> **What you have to do**:
Reproduce the entries below, swapping every "y2-tick-label" for "right-axis-tick-label" and leaving everything else unchanged.

━━━ Data ━━━

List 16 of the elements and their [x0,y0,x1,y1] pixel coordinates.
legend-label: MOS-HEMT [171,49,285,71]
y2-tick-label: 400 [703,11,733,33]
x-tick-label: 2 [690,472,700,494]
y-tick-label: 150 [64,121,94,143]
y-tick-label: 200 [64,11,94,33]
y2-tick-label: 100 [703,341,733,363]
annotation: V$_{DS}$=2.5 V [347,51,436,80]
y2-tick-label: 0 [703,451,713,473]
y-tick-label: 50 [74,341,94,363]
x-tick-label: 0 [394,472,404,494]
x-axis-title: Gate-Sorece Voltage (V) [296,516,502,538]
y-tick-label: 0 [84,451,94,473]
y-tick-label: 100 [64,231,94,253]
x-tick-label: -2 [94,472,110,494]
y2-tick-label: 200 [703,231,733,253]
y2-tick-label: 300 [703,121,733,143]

━━━

> **Exercise solution**:
List 16 of the elements and their [x0,y0,x1,y1] pixel coordinates.
legend-label: MOS-HEMT [171,49,285,71]
right-axis-tick-label: 400 [703,11,733,33]
x-tick-label: 2 [690,472,700,494]
y-tick-label: 150 [64,121,94,143]
y-tick-label: 200 [64,11,94,33]
right-axis-tick-label: 100 [703,341,733,363]
annotation: V$_{DS}$=2.5 V [347,51,436,80]
right-axis-tick-label: 0 [703,451,713,473]
y-tick-label: 50 [74,341,94,363]
x-tick-label: 0 [394,472,404,494]
x-axis-title: Gate-Sorece Voltage (V) [296,516,502,538]
y-tick-label: 0 [84,451,94,473]
y-tick-label: 100 [64,231,94,253]
x-tick-label: -2 [94,472,110,494]
right-axis-tick-label: 200 [703,231,733,253]
right-axis-tick-label: 300 [703,121,733,143]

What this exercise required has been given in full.